YOUR INSTRUCTIONS: Would you transcribe the listing that follows, character for character, and omit its images?

**** MATERIAL SHOWN

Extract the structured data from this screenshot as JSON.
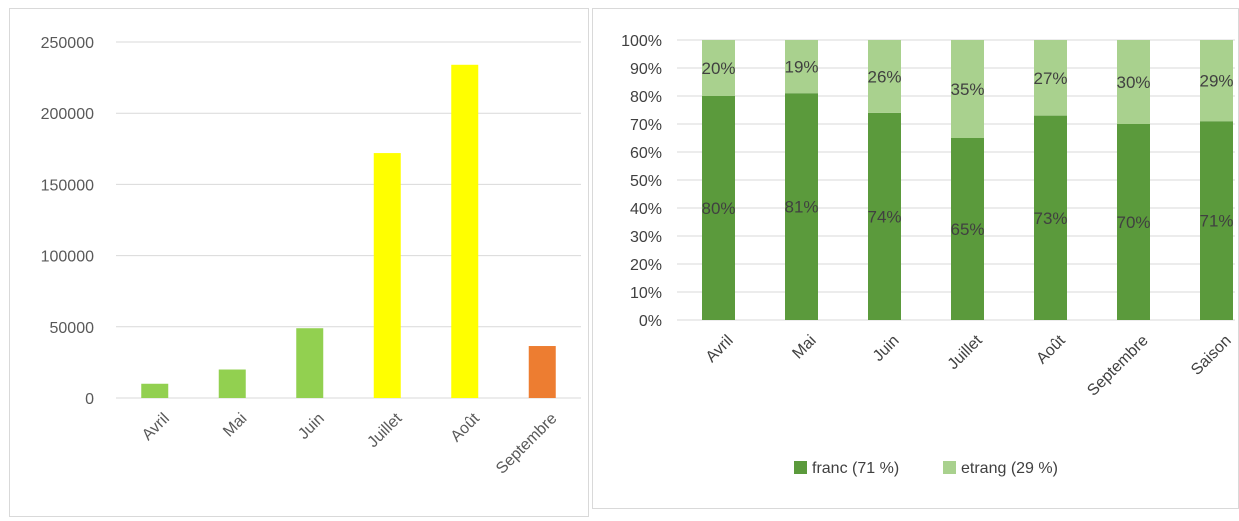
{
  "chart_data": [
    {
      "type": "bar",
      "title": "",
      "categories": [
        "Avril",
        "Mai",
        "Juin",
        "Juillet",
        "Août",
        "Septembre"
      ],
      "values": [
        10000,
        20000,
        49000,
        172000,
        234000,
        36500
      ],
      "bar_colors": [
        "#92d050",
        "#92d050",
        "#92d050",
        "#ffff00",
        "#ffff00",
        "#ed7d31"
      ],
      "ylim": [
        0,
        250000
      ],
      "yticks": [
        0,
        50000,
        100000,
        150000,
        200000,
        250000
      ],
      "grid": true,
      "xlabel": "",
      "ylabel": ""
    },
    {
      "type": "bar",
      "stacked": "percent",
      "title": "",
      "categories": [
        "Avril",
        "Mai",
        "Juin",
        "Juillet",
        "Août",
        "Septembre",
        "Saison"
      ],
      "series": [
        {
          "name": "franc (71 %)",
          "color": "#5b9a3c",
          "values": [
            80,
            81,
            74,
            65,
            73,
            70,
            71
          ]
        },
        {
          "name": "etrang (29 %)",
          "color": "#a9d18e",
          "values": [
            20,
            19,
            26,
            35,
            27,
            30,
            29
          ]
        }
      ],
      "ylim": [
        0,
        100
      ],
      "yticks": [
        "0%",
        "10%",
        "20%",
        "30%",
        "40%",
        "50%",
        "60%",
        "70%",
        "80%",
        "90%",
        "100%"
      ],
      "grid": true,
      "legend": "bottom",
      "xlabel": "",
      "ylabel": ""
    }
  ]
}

********

OUTPUT BELOW:
Extract the structured data from this screenshot as JSON.
{
  "chart_data": [
    {
      "type": "bar",
      "title": "",
      "categories": [
        "Avril",
        "Mai",
        "Juin",
        "Juillet",
        "Août",
        "Septembre"
      ],
      "values": [
        10000,
        20000,
        49000,
        172000,
        234000,
        36500
      ],
      "bar_colors": [
        "#92d050",
        "#92d050",
        "#92d050",
        "#ffff00",
        "#ffff00",
        "#ed7d31"
      ],
      "ylim": [
        0,
        250000
      ],
      "yticks": [
        0,
        50000,
        100000,
        150000,
        200000,
        250000
      ],
      "grid": true,
      "xlabel": "",
      "ylabel": ""
    },
    {
      "type": "bar",
      "stacked": "percent",
      "title": "",
      "categories": [
        "Avril",
        "Mai",
        "Juin",
        "Juillet",
        "Août",
        "Septembre",
        "Saison"
      ],
      "series": [
        {
          "name": "franc (71 %)",
          "color": "#5b9a3c",
          "values": [
            80,
            81,
            74,
            65,
            73,
            70,
            71
          ]
        },
        {
          "name": "etrang (29 %)",
          "color": "#a9d18e",
          "values": [
            20,
            19,
            26,
            35,
            27,
            30,
            29
          ]
        }
      ],
      "ylim": [
        0,
        100
      ],
      "yticks": [
        "0%",
        "10%",
        "20%",
        "30%",
        "40%",
        "50%",
        "60%",
        "70%",
        "80%",
        "90%",
        "100%"
      ],
      "grid": true,
      "legend": "bottom",
      "xlabel": "",
      "ylabel": ""
    }
  ]
}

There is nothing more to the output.